Set task: Locate the lines of the listing below that hold "right", then copy each of them.

Structured figure records
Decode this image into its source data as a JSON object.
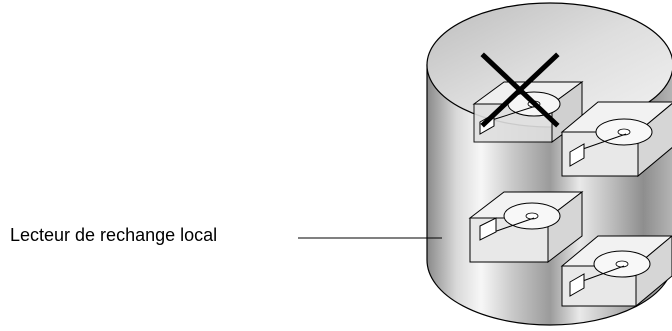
{
  "callout": {
    "label": "Lecteur de rechange local"
  },
  "diagram": {
    "array": "disk-array-cylinder",
    "drives": [
      {
        "name": "failed-drive",
        "status": "failed",
        "marker": "x-mark-icon"
      },
      {
        "name": "drive-top-right",
        "status": "normal"
      },
      {
        "name": "local-spare-drive",
        "status": "spare"
      },
      {
        "name": "drive-bottom-right",
        "status": "normal"
      }
    ]
  },
  "colors": {
    "outline": "#000000",
    "cylinder_dark": "#7d7d7d",
    "cylinder_light": "#f4f4f4",
    "drive_fill": "#e8e8e8"
  }
}
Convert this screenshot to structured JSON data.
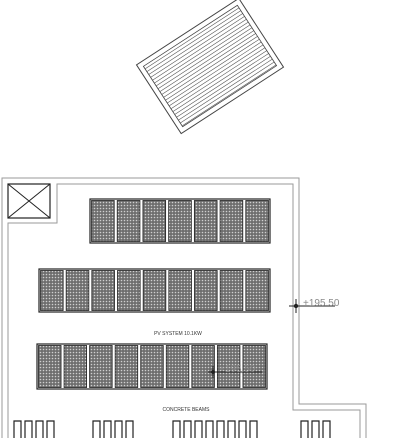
{
  "drawing": {
    "system_label": "PV SYSTEM 10.1KW",
    "beams_label": "CONCRETE BEAMS",
    "elevation_main": "+195.50",
    "elevation_secondary": "+195.50"
  },
  "panel_rows": [
    {
      "name": "panel-row-1",
      "panel_count": 7
    },
    {
      "name": "panel-row-2",
      "panel_count": 9
    },
    {
      "name": "panel-row-3",
      "panel_count": 9
    }
  ],
  "beam_groups": [
    {
      "name": "beam-group-1",
      "beam_count": 4
    },
    {
      "name": "beam-group-2",
      "beam_count": 4
    },
    {
      "name": "beam-group-3",
      "beam_count": 8
    },
    {
      "name": "beam-group-4",
      "beam_count": 3
    }
  ],
  "colors": {
    "line": "#222222",
    "outline_light": "#9a9a9a",
    "panel_fill": "#7a7a7a",
    "label_grey": "#8a8a8a"
  }
}
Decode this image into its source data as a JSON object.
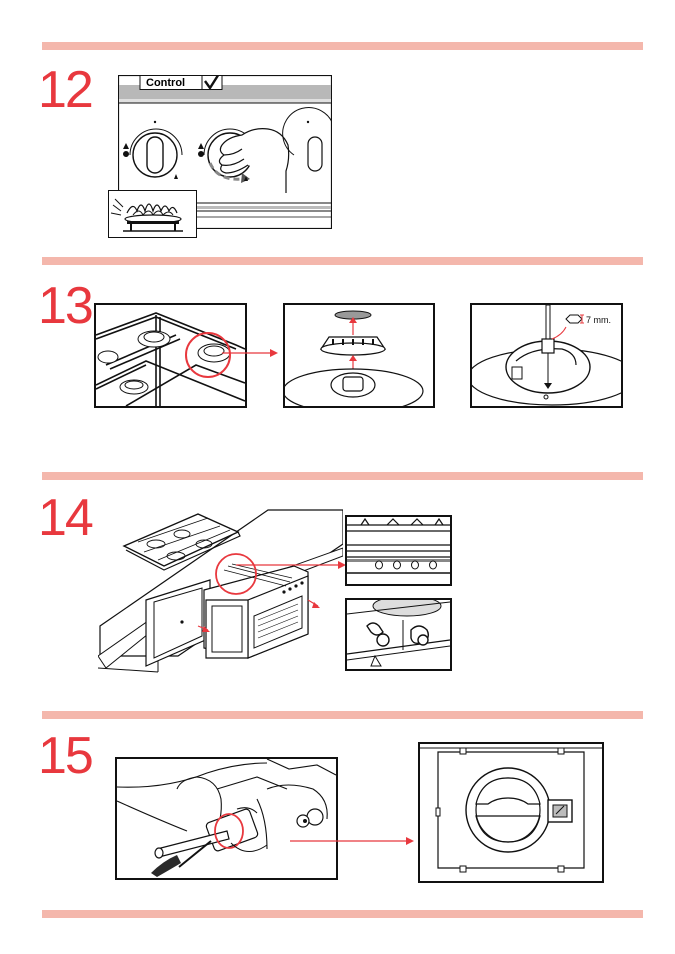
{
  "steps": [
    {
      "number": "12"
    },
    {
      "number": "13"
    },
    {
      "number": "14"
    },
    {
      "number": "15"
    }
  ],
  "step12": {
    "control_label": "Control"
  },
  "step13": {
    "nut_size_label": "7 mm."
  },
  "colors": {
    "accent_red": "#e8383e",
    "divider_pink": "#f4b7ac",
    "line": "#111111"
  }
}
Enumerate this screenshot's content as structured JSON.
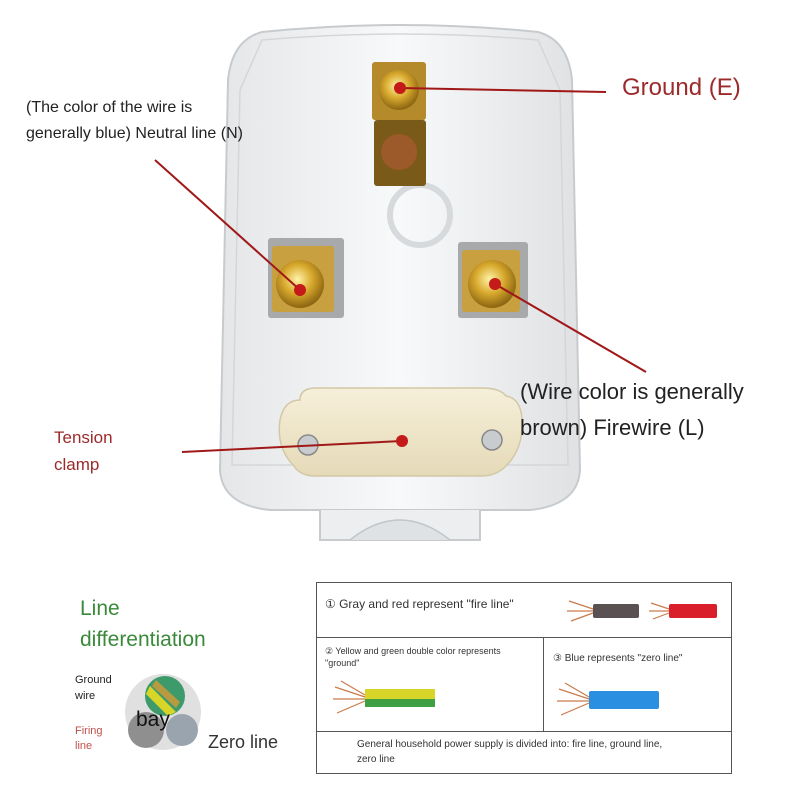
{
  "plug": {
    "ground_label": "Ground (E)",
    "neutral_label_line1": "(The color of the wire is",
    "neutral_label_line2": "generally blue) Neutral line (N)",
    "fire_label_line1": "(Wire color is generally",
    "fire_label_line2": "brown) Firewire (L)",
    "clamp_label_line1": "Tension",
    "clamp_label_line2": "clamp"
  },
  "differentiation": {
    "title_line1": "Line",
    "title_line2": "differentiation",
    "ground_line1": "Ground",
    "ground_line2": "wire",
    "firing_line1": "Firing",
    "firing_line2": "line",
    "center_text": "bay",
    "zero_label": "Zero line"
  },
  "legend": {
    "item1": "① Gray and red represent \"fire line\"",
    "item2_line1": "② Yellow and green double color represents",
    "item2_line2": "\"ground\"",
    "item3": "③ Blue represents \"zero line\"",
    "footer_line1": "General household power supply is divided into: fire line, ground line,",
    "footer_line2": "zero line"
  },
  "colors": {
    "label_red": "#9c2a2a",
    "pointer_red": "#a01818",
    "title_green": "#3a8a3a",
    "wire_gray": "#5a5252",
    "wire_red": "#d81f2a",
    "wire_yellow": "#d8d428",
    "wire_green": "#3ea043",
    "wire_blue": "#2a8fe0",
    "copper": "#c97a4a"
  }
}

Reply:
        "name": "drive-top-right",
        "name": "drive-bottom-right",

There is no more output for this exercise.